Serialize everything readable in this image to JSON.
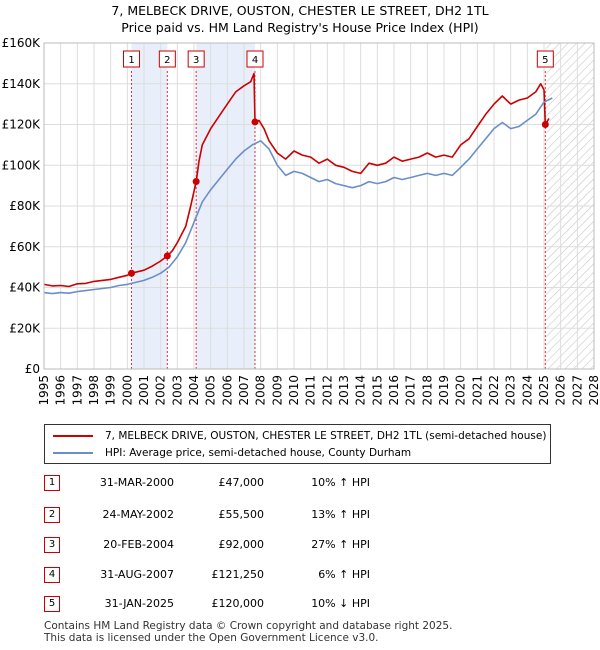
{
  "header": {
    "title": "7, MELBECK DRIVE, OUSTON, CHESTER LE STREET, DH2 1TL",
    "subtitle": "Price paid vs. HM Land Registry's House Price Index (HPI)"
  },
  "colors": {
    "price_line": "#cc0000",
    "hpi_line": "#6a8fc8",
    "shade": "#e8eefa",
    "grid": "#dddddd",
    "marker_box": "#cc0000"
  },
  "chart_data": {
    "type": "line",
    "title": "Price paid vs. HM Land Registry's House Price Index (HPI)",
    "xlabel": "",
    "ylabel": "",
    "xlim": [
      1995,
      2028
    ],
    "ylim": [
      0,
      160000
    ],
    "y_ticks": [
      0,
      20000,
      40000,
      60000,
      80000,
      100000,
      120000,
      140000,
      160000
    ],
    "y_tick_labels": [
      "£0",
      "£20K",
      "£40K",
      "£60K",
      "£80K",
      "£100K",
      "£120K",
      "£140K",
      "£160K"
    ],
    "x_ticks": [
      1995,
      1996,
      1997,
      1998,
      1999,
      2000,
      2001,
      2002,
      2003,
      2004,
      2005,
      2006,
      2007,
      2008,
      2009,
      2010,
      2011,
      2012,
      2013,
      2014,
      2015,
      2016,
      2017,
      2018,
      2019,
      2020,
      2021,
      2022,
      2023,
      2024,
      2025,
      2026,
      2027,
      2028
    ],
    "x_tick_labels": [
      "1995",
      "1996",
      "1997",
      "1998",
      "1999",
      "2000",
      "2001",
      "2002",
      "2003",
      "2004",
      "2005",
      "2006",
      "2007",
      "2008",
      "2009",
      "2010",
      "2011",
      "2012",
      "2013",
      "2014",
      "2015",
      "2016",
      "2017",
      "2018",
      "2019",
      "2020",
      "2021",
      "2022",
      "2023",
      "2024",
      "2025",
      "2026",
      "2027",
      "2028"
    ],
    "grid": true,
    "legend_position": "bottom",
    "forecast_from": 2025.1,
    "shaded_ranges": [
      [
        2000.25,
        2002.4
      ],
      [
        2004.13,
        2007.66
      ]
    ],
    "series": [
      {
        "name": "7, MELBECK DRIVE, OUSTON, CHESTER LE STREET, DH2 1TL (semi-detached house)",
        "color": "#cc0000",
        "points": [
          [
            1995.0,
            41500
          ],
          [
            1995.5,
            40800
          ],
          [
            1996.0,
            41000
          ],
          [
            1996.5,
            40500
          ],
          [
            1997.0,
            41800
          ],
          [
            1997.5,
            42000
          ],
          [
            1998.0,
            43000
          ],
          [
            1998.5,
            43500
          ],
          [
            1999.0,
            44000
          ],
          [
            1999.5,
            45000
          ],
          [
            2000.0,
            46000
          ],
          [
            2000.25,
            47000
          ],
          [
            2000.5,
            47500
          ],
          [
            2001.0,
            48500
          ],
          [
            2001.5,
            50500
          ],
          [
            2002.0,
            53000
          ],
          [
            2002.4,
            55500
          ],
          [
            2002.7,
            58000
          ],
          [
            2003.0,
            62000
          ],
          [
            2003.5,
            70000
          ],
          [
            2003.8,
            80000
          ],
          [
            2004.13,
            92000
          ],
          [
            2004.3,
            102000
          ],
          [
            2004.5,
            110000
          ],
          [
            2005.0,
            118000
          ],
          [
            2005.5,
            124000
          ],
          [
            2006.0,
            130000
          ],
          [
            2006.5,
            136000
          ],
          [
            2007.0,
            139000
          ],
          [
            2007.4,
            141000
          ],
          [
            2007.6,
            145000
          ],
          [
            2007.66,
            121250
          ],
          [
            2007.9,
            122000
          ],
          [
            2008.2,
            118000
          ],
          [
            2008.5,
            112000
          ],
          [
            2009.0,
            106000
          ],
          [
            2009.5,
            103000
          ],
          [
            2010.0,
            107000
          ],
          [
            2010.5,
            105000
          ],
          [
            2011.0,
            104000
          ],
          [
            2011.5,
            101000
          ],
          [
            2012.0,
            103000
          ],
          [
            2012.5,
            100000
          ],
          [
            2013.0,
            99000
          ],
          [
            2013.5,
            97000
          ],
          [
            2014.0,
            96000
          ],
          [
            2014.5,
            101000
          ],
          [
            2015.0,
            100000
          ],
          [
            2015.5,
            101000
          ],
          [
            2016.0,
            104000
          ],
          [
            2016.5,
            102000
          ],
          [
            2017.0,
            103000
          ],
          [
            2017.5,
            104000
          ],
          [
            2018.0,
            106000
          ],
          [
            2018.5,
            104000
          ],
          [
            2019.0,
            105000
          ],
          [
            2019.5,
            104000
          ],
          [
            2020.0,
            110000
          ],
          [
            2020.5,
            113000
          ],
          [
            2021.0,
            119000
          ],
          [
            2021.5,
            125000
          ],
          [
            2022.0,
            130000
          ],
          [
            2022.5,
            134000
          ],
          [
            2023.0,
            130000
          ],
          [
            2023.5,
            132000
          ],
          [
            2024.0,
            133000
          ],
          [
            2024.5,
            136000
          ],
          [
            2024.8,
            140000
          ],
          [
            2025.0,
            137000
          ],
          [
            2025.08,
            120000
          ],
          [
            2025.3,
            123000
          ]
        ]
      },
      {
        "name": "HPI: Average price, semi-detached house, County Durham",
        "color": "#6a8fc8",
        "points": [
          [
            1995.0,
            37500
          ],
          [
            1995.5,
            37000
          ],
          [
            1996.0,
            37500
          ],
          [
            1996.5,
            37200
          ],
          [
            1997.0,
            38000
          ],
          [
            1997.5,
            38500
          ],
          [
            1998.0,
            39000
          ],
          [
            1998.5,
            39500
          ],
          [
            1999.0,
            40000
          ],
          [
            1999.5,
            41000
          ],
          [
            2000.0,
            41500
          ],
          [
            2000.5,
            42500
          ],
          [
            2001.0,
            43500
          ],
          [
            2001.5,
            45000
          ],
          [
            2002.0,
            47000
          ],
          [
            2002.5,
            50000
          ],
          [
            2003.0,
            55000
          ],
          [
            2003.5,
            62000
          ],
          [
            2004.0,
            72000
          ],
          [
            2004.5,
            82000
          ],
          [
            2005.0,
            88000
          ],
          [
            2005.5,
            93000
          ],
          [
            2006.0,
            98000
          ],
          [
            2006.5,
            103000
          ],
          [
            2007.0,
            107000
          ],
          [
            2007.5,
            110000
          ],
          [
            2008.0,
            112000
          ],
          [
            2008.5,
            108000
          ],
          [
            2009.0,
            100000
          ],
          [
            2009.5,
            95000
          ],
          [
            2010.0,
            97000
          ],
          [
            2010.5,
            96000
          ],
          [
            2011.0,
            94000
          ],
          [
            2011.5,
            92000
          ],
          [
            2012.0,
            93000
          ],
          [
            2012.5,
            91000
          ],
          [
            2013.0,
            90000
          ],
          [
            2013.5,
            89000
          ],
          [
            2014.0,
            90000
          ],
          [
            2014.5,
            92000
          ],
          [
            2015.0,
            91000
          ],
          [
            2015.5,
            92000
          ],
          [
            2016.0,
            94000
          ],
          [
            2016.5,
            93000
          ],
          [
            2017.0,
            94000
          ],
          [
            2017.5,
            95000
          ],
          [
            2018.0,
            96000
          ],
          [
            2018.5,
            95000
          ],
          [
            2019.0,
            96000
          ],
          [
            2019.5,
            95000
          ],
          [
            2020.0,
            99000
          ],
          [
            2020.5,
            103000
          ],
          [
            2021.0,
            108000
          ],
          [
            2021.5,
            113000
          ],
          [
            2022.0,
            118000
          ],
          [
            2022.5,
            121000
          ],
          [
            2023.0,
            118000
          ],
          [
            2023.5,
            119000
          ],
          [
            2024.0,
            122000
          ],
          [
            2024.5,
            125000
          ],
          [
            2025.0,
            131000
          ],
          [
            2025.5,
            133000
          ]
        ]
      }
    ],
    "markers": [
      {
        "label": "1",
        "x": 2000.25,
        "y": 47000
      },
      {
        "label": "2",
        "x": 2002.4,
        "y": 55500
      },
      {
        "label": "3",
        "x": 2004.13,
        "y": 92000
      },
      {
        "label": "4",
        "x": 2007.66,
        "y": 121250
      },
      {
        "label": "5",
        "x": 2025.08,
        "y": 120000
      }
    ]
  },
  "legend": {
    "price_label": "7, MELBECK DRIVE, OUSTON, CHESTER LE STREET, DH2 1TL (semi-detached house)",
    "hpi_label": "HPI: Average price, semi-detached house, County Durham"
  },
  "transactions": [
    {
      "num": "1",
      "date": "31-MAR-2000",
      "price": "£47,000",
      "hpi": "10% ↑ HPI"
    },
    {
      "num": "2",
      "date": "24-MAY-2002",
      "price": "£55,500",
      "hpi": "13% ↑ HPI"
    },
    {
      "num": "3",
      "date": "20-FEB-2004",
      "price": "£92,000",
      "hpi": "27% ↑ HPI"
    },
    {
      "num": "4",
      "date": "31-AUG-2007",
      "price": "£121,250",
      "hpi": "6% ↑ HPI"
    },
    {
      "num": "5",
      "date": "31-JAN-2025",
      "price": "£120,000",
      "hpi": "10% ↓ HPI"
    }
  ],
  "footer": {
    "line1": "Contains HM Land Registry data © Crown copyright and database right 2025.",
    "line2": "This data is licensed under the Open Government Licence v3.0."
  }
}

__Short problem__.
Count up the lines in the listing that hold the word "name", and give that number only.

__Response below__.
2